- RECORDED INFORMATION -

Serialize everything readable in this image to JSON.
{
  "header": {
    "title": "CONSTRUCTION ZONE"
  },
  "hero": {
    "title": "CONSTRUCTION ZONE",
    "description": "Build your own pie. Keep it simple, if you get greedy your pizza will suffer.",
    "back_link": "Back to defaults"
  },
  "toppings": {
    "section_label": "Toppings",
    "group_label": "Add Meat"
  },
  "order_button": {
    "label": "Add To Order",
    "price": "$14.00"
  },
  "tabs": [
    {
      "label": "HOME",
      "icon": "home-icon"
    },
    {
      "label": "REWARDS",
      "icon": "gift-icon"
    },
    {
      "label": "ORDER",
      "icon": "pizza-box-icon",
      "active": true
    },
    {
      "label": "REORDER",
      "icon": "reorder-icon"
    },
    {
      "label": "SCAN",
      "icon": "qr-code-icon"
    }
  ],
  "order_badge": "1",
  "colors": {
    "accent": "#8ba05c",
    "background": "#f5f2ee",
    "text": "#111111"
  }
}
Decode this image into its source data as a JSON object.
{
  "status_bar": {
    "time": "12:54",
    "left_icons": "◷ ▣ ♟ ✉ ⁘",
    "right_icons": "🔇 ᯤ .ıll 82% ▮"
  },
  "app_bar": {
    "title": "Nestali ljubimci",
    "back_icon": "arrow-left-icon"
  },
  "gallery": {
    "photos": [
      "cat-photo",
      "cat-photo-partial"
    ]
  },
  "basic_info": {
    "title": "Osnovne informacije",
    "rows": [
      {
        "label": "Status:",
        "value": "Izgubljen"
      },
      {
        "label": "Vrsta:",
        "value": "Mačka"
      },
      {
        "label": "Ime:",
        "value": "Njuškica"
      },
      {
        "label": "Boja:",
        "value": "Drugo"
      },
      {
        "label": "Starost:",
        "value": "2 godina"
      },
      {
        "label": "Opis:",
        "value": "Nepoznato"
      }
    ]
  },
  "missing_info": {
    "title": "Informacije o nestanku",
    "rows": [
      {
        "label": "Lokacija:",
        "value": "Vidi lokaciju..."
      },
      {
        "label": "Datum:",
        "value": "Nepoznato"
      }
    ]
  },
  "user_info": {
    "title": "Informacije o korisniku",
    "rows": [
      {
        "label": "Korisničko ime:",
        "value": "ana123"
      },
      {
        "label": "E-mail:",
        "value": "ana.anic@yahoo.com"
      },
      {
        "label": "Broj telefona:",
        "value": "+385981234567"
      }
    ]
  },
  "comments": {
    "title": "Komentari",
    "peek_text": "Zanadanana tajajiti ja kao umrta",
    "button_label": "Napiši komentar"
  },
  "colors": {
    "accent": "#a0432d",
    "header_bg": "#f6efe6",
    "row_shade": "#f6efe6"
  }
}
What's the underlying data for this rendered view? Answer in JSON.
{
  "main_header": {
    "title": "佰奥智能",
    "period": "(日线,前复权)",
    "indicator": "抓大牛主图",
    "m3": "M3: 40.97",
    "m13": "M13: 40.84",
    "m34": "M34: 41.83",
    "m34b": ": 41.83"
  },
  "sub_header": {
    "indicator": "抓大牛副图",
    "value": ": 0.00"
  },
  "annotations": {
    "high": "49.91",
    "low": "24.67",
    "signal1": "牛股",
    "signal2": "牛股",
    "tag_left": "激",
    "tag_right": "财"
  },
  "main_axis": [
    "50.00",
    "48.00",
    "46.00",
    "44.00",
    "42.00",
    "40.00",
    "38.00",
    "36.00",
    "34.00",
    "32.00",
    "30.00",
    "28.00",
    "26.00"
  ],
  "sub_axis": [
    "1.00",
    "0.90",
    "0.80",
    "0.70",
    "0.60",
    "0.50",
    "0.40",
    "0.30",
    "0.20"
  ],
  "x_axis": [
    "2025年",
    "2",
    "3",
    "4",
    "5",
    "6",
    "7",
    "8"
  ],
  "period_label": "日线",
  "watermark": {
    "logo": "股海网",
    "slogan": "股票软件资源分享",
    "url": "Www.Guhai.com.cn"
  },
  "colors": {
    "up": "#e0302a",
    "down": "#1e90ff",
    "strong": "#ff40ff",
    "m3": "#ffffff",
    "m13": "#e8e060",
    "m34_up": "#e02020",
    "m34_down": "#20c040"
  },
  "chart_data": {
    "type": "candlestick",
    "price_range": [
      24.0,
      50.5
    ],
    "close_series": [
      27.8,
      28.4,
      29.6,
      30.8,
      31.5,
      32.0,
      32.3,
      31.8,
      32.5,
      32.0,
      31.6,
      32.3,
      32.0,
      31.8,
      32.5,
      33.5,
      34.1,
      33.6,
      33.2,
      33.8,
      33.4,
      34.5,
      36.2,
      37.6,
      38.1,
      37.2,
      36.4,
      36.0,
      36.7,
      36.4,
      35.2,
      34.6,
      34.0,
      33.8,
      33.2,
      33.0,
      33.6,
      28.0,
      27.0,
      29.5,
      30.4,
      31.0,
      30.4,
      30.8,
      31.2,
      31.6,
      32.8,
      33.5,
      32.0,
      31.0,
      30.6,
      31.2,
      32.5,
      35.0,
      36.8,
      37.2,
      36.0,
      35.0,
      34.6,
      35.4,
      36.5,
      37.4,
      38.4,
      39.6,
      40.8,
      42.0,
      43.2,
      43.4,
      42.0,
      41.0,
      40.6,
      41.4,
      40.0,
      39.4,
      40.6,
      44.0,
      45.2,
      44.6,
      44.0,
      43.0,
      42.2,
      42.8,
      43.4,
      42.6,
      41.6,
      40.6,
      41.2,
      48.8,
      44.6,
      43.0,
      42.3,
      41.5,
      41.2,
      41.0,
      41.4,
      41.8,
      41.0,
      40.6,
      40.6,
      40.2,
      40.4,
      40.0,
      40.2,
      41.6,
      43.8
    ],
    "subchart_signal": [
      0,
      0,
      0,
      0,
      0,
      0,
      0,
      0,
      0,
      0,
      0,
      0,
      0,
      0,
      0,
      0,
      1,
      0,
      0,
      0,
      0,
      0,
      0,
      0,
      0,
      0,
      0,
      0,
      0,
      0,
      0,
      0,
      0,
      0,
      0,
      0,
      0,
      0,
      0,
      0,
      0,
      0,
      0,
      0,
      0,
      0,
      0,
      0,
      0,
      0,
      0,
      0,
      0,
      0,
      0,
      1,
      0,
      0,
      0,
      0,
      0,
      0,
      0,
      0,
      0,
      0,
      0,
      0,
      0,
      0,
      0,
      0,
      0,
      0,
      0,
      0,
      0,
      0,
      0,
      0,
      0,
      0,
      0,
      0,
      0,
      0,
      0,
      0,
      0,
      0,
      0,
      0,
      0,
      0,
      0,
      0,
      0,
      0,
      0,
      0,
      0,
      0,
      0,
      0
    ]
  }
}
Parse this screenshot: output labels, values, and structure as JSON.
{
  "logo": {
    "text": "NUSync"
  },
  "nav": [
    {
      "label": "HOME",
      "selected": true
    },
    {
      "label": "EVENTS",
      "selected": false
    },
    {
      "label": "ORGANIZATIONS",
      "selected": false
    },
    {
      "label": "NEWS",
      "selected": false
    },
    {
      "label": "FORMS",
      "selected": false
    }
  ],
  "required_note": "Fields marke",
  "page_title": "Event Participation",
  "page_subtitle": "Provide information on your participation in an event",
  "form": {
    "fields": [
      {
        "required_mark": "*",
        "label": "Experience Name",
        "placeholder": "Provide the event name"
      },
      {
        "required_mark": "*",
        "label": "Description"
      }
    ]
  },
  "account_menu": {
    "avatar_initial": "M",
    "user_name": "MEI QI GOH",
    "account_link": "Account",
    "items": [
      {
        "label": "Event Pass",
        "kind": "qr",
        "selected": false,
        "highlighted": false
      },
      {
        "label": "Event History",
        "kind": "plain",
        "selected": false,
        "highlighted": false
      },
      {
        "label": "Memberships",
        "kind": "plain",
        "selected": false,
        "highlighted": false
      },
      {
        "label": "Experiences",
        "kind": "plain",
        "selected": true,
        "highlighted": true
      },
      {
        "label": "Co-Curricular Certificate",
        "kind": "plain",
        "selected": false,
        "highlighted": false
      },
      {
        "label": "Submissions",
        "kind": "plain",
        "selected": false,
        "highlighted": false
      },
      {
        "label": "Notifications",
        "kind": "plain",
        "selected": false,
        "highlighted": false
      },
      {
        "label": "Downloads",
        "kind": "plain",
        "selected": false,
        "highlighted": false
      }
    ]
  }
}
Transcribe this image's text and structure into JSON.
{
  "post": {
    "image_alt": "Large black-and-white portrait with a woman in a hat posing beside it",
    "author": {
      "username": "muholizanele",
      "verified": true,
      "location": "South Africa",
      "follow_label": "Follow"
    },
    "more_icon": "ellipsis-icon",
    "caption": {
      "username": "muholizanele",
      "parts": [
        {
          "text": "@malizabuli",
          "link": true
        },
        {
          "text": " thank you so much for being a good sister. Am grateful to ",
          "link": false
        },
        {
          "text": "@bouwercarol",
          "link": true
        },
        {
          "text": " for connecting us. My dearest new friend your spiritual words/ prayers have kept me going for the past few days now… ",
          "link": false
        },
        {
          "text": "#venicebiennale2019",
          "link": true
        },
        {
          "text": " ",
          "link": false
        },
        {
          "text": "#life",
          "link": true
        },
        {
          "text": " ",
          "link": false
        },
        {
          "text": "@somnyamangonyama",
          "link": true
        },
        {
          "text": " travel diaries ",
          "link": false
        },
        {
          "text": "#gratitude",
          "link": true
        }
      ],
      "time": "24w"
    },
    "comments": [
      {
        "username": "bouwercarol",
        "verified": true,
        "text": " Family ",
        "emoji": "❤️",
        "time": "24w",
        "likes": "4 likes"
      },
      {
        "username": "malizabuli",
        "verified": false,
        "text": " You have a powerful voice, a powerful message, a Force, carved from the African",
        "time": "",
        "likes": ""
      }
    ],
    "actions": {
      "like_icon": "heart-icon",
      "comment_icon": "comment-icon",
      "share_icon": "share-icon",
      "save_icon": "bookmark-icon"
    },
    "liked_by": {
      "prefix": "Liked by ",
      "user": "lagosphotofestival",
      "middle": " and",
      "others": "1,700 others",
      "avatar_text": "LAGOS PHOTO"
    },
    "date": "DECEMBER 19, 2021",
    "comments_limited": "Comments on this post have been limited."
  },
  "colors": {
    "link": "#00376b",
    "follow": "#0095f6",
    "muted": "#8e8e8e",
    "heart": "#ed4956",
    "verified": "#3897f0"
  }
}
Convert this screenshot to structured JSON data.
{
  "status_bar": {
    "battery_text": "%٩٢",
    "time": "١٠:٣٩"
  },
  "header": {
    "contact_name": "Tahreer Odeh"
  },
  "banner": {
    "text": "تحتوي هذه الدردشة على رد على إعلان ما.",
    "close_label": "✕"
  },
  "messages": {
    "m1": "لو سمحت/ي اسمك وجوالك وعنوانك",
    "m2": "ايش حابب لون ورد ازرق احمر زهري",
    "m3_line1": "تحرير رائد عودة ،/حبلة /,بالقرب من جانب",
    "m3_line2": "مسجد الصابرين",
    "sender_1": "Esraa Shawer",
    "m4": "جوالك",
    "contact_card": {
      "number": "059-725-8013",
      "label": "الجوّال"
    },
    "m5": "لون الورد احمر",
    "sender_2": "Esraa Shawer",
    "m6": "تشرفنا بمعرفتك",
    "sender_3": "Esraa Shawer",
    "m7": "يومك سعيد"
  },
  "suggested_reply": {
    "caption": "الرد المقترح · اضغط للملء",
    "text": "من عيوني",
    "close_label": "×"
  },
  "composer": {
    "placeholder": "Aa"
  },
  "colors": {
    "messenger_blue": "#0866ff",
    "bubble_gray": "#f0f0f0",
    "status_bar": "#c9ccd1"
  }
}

- TO BE DONE -
List the lines of the records where "CONSTRUCTION" occurs.

- RESPONSE TO THIS TASK -
    "title": "CONSTRUCTION ZONE"
    "title": "CONSTRUCTION ZONE",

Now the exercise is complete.